TASK BRIEF: Among the lines below, how many carry the string "radar"? Reply with a number and nothing else.

RECORDS SUPPLIED:
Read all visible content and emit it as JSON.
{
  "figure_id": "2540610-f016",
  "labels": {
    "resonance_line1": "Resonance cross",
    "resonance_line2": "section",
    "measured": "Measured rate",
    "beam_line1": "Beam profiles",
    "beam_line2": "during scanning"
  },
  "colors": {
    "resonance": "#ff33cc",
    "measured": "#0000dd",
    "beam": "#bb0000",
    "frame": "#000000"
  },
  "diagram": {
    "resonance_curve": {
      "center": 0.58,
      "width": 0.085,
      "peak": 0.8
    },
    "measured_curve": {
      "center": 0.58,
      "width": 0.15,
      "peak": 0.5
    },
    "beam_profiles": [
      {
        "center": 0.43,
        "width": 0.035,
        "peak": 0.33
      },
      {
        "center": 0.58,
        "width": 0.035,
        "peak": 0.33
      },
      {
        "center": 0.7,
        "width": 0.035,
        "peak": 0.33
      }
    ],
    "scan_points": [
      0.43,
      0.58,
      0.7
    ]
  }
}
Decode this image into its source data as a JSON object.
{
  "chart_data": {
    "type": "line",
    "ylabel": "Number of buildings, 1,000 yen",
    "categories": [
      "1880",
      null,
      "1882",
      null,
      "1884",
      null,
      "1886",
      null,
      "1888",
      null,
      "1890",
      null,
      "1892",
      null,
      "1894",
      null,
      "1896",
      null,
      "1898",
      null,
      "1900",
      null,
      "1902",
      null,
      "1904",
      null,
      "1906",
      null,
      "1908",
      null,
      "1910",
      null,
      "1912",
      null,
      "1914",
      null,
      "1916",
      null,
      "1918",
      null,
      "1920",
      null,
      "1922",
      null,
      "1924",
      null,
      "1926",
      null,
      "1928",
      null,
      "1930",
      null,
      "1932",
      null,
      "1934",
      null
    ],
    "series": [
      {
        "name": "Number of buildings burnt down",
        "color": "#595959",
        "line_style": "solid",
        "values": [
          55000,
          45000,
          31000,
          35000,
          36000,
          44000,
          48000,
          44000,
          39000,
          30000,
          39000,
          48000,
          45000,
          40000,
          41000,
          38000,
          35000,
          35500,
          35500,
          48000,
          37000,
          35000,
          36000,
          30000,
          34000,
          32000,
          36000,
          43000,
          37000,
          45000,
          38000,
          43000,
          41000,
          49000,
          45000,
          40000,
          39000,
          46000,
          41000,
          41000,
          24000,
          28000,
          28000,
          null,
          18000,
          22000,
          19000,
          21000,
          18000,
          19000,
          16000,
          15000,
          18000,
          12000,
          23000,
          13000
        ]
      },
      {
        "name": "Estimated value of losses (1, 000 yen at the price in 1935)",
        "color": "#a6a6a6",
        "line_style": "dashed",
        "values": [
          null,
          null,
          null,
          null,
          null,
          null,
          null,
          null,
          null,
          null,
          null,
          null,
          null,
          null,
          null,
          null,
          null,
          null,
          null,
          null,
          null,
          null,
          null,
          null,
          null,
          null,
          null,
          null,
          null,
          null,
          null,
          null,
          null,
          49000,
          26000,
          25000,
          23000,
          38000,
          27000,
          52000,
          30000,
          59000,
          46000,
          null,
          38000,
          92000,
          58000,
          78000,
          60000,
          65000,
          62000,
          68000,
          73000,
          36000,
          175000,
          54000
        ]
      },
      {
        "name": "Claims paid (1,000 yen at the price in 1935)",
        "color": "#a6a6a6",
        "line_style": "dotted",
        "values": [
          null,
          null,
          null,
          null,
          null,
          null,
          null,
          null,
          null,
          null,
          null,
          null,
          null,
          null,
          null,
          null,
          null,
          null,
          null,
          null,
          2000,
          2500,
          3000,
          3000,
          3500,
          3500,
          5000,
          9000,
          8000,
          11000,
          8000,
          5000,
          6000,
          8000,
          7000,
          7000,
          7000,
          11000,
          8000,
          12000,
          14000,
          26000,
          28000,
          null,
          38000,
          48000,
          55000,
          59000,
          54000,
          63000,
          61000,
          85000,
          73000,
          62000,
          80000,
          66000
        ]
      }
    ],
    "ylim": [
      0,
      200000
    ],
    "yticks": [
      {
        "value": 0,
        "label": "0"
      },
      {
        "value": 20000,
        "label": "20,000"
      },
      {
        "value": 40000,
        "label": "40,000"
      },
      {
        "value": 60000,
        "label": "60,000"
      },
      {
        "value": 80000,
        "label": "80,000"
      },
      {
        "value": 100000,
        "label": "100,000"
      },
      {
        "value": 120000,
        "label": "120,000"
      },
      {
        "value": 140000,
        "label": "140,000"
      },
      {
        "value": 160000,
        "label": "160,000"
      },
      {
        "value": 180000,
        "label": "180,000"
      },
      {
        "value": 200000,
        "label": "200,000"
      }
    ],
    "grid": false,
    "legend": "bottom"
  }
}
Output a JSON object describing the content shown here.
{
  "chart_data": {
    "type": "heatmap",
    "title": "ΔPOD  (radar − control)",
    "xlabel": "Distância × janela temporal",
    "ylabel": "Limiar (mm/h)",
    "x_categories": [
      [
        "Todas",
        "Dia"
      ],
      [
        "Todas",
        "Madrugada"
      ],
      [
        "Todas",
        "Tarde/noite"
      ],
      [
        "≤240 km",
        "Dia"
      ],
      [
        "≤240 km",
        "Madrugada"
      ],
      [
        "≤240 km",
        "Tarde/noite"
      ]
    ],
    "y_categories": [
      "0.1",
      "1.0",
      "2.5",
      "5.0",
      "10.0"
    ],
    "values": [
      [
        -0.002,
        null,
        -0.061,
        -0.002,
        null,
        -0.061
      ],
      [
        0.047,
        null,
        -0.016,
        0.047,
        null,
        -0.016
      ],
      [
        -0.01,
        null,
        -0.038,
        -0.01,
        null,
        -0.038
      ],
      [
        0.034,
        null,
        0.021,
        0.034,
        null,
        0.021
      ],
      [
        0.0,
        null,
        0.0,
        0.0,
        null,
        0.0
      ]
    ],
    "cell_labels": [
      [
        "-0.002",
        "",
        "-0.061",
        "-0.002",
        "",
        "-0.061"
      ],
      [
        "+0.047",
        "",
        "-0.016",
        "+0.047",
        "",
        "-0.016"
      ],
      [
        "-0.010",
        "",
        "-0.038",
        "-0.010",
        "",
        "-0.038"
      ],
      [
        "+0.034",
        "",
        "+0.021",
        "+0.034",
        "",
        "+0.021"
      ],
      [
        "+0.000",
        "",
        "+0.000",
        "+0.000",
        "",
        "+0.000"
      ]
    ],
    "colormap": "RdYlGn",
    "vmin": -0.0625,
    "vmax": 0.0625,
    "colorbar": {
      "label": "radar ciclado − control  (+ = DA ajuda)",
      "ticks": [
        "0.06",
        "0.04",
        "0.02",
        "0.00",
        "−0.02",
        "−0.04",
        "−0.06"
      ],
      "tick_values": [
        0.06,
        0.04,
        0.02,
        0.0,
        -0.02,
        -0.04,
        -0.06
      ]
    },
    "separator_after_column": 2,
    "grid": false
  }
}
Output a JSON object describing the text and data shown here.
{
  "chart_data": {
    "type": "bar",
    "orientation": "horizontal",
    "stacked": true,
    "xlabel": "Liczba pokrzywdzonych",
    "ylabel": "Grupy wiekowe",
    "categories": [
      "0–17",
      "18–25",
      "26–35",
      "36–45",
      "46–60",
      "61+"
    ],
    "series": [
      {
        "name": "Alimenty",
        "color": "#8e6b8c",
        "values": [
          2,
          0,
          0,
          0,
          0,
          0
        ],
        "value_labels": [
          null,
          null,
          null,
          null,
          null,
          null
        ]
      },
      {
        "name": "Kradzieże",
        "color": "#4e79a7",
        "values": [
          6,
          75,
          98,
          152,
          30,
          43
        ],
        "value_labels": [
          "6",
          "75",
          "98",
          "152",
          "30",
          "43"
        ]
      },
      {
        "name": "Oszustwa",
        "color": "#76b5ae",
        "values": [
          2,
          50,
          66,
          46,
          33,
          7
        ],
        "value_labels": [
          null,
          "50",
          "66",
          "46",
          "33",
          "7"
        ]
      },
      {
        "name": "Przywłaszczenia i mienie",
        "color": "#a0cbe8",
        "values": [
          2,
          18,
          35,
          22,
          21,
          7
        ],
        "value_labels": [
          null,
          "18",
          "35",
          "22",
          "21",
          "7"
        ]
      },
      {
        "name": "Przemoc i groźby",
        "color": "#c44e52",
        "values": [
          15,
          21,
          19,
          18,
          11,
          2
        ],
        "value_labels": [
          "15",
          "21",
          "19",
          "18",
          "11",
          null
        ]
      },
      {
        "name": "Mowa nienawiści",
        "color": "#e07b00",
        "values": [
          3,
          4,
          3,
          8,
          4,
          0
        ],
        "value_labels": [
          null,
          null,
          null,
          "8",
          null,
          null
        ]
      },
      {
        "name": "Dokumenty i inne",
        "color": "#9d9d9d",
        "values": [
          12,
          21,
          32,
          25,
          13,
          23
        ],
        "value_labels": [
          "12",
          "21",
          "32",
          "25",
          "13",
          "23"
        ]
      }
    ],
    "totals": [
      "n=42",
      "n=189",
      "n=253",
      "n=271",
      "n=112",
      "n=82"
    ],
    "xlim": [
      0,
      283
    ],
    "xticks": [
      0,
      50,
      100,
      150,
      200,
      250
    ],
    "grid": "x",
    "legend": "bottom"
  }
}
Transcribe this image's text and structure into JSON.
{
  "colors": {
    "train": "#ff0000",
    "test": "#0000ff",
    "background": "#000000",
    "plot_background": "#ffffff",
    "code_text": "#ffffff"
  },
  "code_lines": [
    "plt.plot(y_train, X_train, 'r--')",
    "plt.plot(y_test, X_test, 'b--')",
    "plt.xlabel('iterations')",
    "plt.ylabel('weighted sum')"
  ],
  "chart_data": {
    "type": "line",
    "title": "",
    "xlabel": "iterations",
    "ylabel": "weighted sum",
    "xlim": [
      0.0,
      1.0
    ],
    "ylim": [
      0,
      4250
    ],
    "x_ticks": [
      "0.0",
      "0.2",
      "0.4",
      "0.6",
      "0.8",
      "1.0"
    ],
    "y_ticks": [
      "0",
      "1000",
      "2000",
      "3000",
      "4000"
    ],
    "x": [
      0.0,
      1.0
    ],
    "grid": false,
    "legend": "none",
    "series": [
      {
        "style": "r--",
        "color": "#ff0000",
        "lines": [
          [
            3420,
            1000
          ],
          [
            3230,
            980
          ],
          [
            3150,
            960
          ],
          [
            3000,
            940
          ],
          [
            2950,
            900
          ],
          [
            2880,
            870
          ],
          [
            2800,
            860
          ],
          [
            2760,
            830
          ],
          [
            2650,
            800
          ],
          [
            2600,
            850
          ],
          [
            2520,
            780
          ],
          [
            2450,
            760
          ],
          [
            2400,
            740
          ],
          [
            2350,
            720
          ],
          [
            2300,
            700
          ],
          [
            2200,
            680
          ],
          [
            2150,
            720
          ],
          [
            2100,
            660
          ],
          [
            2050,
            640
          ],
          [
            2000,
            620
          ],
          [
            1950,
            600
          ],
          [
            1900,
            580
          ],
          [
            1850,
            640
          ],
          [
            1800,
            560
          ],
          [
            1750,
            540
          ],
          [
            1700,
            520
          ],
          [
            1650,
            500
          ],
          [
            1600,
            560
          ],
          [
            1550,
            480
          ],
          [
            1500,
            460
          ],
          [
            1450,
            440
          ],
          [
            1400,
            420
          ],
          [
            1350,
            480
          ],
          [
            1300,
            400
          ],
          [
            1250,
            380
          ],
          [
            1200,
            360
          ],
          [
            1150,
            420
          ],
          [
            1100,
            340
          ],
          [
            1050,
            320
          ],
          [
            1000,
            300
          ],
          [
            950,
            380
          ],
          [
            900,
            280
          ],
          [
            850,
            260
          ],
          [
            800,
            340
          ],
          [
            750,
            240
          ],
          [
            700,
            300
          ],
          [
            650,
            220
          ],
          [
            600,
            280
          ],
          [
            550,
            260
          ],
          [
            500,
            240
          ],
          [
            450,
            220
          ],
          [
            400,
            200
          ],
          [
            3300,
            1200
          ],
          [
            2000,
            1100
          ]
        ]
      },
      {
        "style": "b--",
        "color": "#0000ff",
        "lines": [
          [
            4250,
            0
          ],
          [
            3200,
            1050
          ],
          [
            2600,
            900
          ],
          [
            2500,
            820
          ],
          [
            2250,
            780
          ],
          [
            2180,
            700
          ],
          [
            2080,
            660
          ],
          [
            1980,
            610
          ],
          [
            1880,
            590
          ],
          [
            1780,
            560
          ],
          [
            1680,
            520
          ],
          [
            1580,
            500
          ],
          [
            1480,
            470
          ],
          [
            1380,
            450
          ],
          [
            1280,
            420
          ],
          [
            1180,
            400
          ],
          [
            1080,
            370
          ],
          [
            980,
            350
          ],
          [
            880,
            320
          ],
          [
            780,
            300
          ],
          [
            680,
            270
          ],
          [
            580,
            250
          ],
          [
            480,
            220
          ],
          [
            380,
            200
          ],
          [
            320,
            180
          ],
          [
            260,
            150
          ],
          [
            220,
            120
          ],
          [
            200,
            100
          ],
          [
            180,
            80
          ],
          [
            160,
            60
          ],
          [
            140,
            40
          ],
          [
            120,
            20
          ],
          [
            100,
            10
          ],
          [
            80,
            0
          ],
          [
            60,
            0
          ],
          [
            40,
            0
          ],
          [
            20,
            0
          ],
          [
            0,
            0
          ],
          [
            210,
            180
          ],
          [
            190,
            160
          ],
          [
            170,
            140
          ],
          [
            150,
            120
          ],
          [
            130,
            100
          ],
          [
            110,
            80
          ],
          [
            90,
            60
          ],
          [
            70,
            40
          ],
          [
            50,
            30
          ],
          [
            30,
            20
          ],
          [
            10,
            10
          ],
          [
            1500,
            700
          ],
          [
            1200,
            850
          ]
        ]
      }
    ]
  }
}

ANSWER IN FULL: 2